What the task requires: How many lines in the entries below contain "subtitle"? Answer with the number only.
** BEGIN Extracted entries **
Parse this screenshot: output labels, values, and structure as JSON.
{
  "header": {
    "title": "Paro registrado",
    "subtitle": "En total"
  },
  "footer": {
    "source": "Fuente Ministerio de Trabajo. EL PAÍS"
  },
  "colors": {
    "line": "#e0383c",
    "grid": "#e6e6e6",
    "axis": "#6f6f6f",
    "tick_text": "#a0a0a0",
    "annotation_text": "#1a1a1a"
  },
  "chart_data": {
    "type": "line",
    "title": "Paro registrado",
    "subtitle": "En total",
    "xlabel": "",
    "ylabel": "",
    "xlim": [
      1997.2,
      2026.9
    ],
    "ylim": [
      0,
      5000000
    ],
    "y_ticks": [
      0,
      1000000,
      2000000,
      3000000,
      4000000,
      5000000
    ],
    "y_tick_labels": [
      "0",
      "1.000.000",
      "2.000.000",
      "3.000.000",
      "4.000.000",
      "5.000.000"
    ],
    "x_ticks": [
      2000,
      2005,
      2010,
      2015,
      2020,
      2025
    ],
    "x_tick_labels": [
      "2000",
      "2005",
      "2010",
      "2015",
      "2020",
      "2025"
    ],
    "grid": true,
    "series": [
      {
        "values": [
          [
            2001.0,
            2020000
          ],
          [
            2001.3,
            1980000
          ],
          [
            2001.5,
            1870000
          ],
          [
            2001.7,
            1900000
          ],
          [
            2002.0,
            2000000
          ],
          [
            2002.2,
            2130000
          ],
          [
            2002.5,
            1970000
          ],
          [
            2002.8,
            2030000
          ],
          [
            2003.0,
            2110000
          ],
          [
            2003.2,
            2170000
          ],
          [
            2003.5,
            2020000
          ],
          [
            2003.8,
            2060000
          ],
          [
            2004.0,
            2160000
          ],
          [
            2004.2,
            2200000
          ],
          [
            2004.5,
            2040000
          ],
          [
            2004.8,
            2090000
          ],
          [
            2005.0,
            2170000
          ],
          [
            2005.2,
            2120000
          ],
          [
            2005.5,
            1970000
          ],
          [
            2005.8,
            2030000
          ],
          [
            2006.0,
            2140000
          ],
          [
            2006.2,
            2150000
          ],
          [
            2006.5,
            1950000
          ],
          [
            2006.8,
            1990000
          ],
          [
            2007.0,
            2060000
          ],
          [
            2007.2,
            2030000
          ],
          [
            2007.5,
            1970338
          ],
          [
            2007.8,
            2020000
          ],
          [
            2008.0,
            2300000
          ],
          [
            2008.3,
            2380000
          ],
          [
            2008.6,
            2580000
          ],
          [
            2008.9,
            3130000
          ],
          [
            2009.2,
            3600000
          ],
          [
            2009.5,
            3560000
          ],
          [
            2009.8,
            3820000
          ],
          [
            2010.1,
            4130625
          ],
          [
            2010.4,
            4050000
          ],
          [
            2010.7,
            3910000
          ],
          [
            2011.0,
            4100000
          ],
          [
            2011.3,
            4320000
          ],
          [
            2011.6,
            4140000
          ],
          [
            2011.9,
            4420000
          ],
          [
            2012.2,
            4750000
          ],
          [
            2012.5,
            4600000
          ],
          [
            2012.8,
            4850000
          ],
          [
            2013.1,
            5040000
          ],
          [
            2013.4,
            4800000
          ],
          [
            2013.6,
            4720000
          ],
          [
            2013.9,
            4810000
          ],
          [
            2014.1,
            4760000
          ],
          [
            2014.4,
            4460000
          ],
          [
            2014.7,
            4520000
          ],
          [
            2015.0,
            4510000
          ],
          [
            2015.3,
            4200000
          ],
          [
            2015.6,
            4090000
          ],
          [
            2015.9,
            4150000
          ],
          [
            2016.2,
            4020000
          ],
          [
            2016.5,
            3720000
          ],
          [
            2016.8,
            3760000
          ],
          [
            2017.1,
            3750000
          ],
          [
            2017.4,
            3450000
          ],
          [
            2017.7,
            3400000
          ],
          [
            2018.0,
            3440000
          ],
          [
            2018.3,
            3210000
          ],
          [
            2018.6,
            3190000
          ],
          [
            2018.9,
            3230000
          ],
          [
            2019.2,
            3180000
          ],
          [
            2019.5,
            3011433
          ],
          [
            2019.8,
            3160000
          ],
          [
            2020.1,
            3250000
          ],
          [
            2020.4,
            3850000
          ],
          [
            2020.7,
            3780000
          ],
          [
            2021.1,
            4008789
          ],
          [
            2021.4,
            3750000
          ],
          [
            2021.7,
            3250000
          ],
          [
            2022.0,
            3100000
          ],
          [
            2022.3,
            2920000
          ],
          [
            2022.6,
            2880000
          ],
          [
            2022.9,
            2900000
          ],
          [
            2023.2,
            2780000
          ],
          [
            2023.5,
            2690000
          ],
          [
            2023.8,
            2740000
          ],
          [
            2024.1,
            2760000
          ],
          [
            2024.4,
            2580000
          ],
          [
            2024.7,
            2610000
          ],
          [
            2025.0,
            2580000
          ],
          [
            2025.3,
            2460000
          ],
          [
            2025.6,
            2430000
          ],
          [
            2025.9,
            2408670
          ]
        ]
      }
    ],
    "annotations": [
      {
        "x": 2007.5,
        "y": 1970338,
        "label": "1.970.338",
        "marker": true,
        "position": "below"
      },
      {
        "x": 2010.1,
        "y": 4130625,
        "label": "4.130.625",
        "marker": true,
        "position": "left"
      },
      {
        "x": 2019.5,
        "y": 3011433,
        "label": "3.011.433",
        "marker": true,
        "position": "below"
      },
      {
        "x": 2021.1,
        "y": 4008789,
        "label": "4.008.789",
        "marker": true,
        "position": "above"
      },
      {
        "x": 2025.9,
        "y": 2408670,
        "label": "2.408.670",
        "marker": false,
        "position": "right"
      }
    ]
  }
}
** END Extracted entries **
Exercise response: 2